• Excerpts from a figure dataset
· · · · · · ·

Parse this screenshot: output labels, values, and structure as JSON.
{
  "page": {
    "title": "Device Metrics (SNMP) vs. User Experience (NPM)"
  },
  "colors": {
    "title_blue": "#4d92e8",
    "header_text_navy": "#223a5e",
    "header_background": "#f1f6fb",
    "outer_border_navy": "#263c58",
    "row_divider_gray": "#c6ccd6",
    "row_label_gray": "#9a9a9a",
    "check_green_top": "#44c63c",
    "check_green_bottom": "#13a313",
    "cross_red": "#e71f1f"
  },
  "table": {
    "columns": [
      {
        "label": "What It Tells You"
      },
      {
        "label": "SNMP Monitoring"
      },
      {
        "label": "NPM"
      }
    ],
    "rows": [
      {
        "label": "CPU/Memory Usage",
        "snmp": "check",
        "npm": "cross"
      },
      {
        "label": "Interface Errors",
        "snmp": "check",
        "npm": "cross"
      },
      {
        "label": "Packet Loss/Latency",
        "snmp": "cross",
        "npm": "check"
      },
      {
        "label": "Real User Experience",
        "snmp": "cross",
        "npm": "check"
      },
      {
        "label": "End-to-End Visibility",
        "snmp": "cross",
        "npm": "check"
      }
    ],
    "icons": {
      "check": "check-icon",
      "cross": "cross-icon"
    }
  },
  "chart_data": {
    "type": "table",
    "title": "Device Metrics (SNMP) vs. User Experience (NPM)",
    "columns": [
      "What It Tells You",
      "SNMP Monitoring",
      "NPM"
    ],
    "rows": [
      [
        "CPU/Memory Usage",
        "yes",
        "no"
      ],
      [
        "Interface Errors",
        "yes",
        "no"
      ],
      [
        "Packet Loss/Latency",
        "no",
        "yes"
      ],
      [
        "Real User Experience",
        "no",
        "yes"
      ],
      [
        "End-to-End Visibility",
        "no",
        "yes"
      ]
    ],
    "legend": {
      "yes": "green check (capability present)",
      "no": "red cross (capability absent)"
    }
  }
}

· · · · · · ·

• Required work
Extract the entries above verbatim.

• Answer to the task
Parse this screenshot: output labels, values, and structure as JSON.
{
  "page": {
    "title": "Device Metrics (SNMP) vs. User Experience (NPM)"
  },
  "colors": {
    "title_blue": "#4d92e8",
    "header_text_navy": "#223a5e",
    "header_background": "#f1f6fb",
    "outer_border_navy": "#263c58",
    "row_divider_gray": "#c6ccd6",
    "row_label_gray": "#9a9a9a",
    "check_green_top": "#44c63c",
    "check_green_bottom": "#13a313",
    "cross_red": "#e71f1f"
  },
  "table": {
    "columns": [
      {
        "label": "What It Tells You"
      },
      {
        "label": "SNMP Monitoring"
      },
      {
        "label": "NPM"
      }
    ],
    "rows": [
      {
        "label": "CPU/Memory Usage",
        "snmp": "check",
        "npm": "cross"
      },
      {
        "label": "Interface Errors",
        "snmp": "check",
        "npm": "cross"
      },
      {
        "label": "Packet Loss/Latency",
        "snmp": "cross",
        "npm": "check"
      },
      {
        "label": "Real User Experience",
        "snmp": "cross",
        "npm": "check"
      },
      {
        "label": "End-to-End Visibility",
        "snmp": "cross",
        "npm": "check"
      }
    ],
    "icons": {
      "check": "check-icon",
      "cross": "cross-icon"
    }
  },
  "chart_data": {
    "type": "table",
    "title": "Device Metrics (SNMP) vs. User Experience (NPM)",
    "columns": [
      "What It Tells You",
      "SNMP Monitoring",
      "NPM"
    ],
    "rows": [
      [
        "CPU/Memory Usage",
        "yes",
        "no"
      ],
      [
        "Interface Errors",
        "yes",
        "no"
      ],
      [
        "Packet Loss/Latency",
        "no",
        "yes"
      ],
      [
        "Real User Experience",
        "no",
        "yes"
      ],
      [
        "End-to-End Visibility",
        "no",
        "yes"
      ]
    ],
    "legend": {
      "yes": "green check (capability present)",
      "no": "red cross (capability absent)"
    }
  }
}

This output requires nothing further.